***** Data provided *****

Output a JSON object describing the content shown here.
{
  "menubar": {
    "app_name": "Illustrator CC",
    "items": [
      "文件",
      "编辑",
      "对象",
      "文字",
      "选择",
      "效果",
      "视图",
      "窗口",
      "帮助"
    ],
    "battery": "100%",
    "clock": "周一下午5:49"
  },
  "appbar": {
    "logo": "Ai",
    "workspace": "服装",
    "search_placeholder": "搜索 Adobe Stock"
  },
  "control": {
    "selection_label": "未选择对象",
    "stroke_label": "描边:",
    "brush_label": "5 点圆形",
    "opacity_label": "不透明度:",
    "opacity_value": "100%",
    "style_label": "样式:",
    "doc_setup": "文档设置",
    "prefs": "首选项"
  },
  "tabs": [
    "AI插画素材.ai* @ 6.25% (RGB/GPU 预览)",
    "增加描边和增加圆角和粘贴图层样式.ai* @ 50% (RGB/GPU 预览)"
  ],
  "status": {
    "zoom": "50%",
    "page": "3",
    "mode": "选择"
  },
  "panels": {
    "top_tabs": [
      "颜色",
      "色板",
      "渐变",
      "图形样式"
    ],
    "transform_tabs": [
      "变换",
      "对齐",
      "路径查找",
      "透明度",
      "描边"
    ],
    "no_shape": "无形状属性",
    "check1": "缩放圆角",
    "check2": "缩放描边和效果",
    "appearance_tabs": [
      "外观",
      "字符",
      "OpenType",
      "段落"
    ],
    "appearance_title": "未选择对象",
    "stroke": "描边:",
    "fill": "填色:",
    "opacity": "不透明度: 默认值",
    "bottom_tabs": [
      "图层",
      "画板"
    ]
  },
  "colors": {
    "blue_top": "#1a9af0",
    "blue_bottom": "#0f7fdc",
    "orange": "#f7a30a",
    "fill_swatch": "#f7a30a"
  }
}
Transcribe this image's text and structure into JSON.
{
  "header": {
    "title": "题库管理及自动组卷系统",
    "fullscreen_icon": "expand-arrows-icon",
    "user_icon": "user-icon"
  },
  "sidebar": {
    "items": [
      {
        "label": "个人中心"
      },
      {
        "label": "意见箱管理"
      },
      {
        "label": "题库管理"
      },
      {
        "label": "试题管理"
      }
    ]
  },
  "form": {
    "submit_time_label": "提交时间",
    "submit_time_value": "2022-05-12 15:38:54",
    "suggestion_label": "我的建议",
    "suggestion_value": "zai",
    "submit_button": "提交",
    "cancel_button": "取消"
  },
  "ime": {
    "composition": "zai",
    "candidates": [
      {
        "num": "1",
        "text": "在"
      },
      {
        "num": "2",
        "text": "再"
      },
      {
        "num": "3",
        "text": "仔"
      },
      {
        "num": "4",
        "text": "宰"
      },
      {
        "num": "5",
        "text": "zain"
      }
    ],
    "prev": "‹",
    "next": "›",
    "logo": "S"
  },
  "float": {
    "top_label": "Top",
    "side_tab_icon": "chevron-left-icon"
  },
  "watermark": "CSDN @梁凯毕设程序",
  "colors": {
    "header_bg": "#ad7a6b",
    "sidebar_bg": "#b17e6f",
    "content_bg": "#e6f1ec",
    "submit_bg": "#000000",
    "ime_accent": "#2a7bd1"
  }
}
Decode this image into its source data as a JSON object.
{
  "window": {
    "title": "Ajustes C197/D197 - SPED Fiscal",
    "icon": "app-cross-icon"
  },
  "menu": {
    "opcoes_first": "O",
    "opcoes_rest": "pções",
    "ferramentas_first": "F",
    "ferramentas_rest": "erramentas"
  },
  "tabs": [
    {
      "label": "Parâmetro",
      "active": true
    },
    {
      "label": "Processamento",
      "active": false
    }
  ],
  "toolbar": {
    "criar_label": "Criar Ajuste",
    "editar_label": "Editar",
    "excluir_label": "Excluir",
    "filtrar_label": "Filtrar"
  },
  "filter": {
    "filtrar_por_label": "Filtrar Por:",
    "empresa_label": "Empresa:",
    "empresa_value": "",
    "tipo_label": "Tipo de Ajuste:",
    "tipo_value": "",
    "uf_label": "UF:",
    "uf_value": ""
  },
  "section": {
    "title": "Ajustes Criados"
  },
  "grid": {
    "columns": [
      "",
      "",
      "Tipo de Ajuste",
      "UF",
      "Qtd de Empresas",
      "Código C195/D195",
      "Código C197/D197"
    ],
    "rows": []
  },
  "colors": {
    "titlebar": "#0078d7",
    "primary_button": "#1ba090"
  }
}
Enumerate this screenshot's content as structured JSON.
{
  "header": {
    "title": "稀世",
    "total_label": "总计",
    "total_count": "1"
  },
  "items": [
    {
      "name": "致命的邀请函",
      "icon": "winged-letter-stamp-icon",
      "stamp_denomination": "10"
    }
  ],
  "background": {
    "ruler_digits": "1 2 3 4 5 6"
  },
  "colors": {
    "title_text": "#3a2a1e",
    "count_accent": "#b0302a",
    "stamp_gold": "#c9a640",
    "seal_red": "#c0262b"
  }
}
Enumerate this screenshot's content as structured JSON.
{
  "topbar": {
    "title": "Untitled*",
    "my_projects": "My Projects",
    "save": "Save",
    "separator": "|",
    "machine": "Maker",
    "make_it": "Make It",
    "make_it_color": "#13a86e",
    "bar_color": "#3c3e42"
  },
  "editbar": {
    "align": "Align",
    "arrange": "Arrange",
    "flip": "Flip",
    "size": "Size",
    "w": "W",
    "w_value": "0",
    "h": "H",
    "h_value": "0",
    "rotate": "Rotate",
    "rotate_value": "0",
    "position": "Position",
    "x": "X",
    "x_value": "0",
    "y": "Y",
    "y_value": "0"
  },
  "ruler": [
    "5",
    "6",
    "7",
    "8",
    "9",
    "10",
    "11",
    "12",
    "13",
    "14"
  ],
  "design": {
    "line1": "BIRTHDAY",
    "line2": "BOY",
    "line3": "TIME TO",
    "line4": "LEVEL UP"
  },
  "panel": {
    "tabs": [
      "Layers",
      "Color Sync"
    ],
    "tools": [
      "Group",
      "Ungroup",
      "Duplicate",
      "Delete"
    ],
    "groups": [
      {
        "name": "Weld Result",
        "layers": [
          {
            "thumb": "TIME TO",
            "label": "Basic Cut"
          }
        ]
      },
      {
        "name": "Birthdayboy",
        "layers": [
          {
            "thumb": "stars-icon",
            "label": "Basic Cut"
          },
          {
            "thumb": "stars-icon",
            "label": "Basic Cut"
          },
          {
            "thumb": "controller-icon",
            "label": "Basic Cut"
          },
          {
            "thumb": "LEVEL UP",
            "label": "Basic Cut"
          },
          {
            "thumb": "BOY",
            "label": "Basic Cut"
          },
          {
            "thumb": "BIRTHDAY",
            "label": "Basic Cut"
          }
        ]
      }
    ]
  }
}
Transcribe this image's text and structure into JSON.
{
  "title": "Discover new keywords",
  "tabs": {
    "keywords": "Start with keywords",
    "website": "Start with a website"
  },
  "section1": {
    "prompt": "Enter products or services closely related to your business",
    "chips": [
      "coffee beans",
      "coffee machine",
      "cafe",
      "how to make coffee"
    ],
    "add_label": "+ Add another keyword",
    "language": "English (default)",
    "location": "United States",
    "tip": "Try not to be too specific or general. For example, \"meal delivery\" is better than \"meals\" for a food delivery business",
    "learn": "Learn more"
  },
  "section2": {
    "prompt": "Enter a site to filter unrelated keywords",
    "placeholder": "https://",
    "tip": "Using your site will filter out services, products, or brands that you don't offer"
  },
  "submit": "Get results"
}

*****

**Short task:**
Scan the listing above for the word "Filtrar" and copy every line that holds it.

**Finished exercise:**
    "filtrar_label": "Filtrar"
    "filtrar_por_label": "Filtrar Por:",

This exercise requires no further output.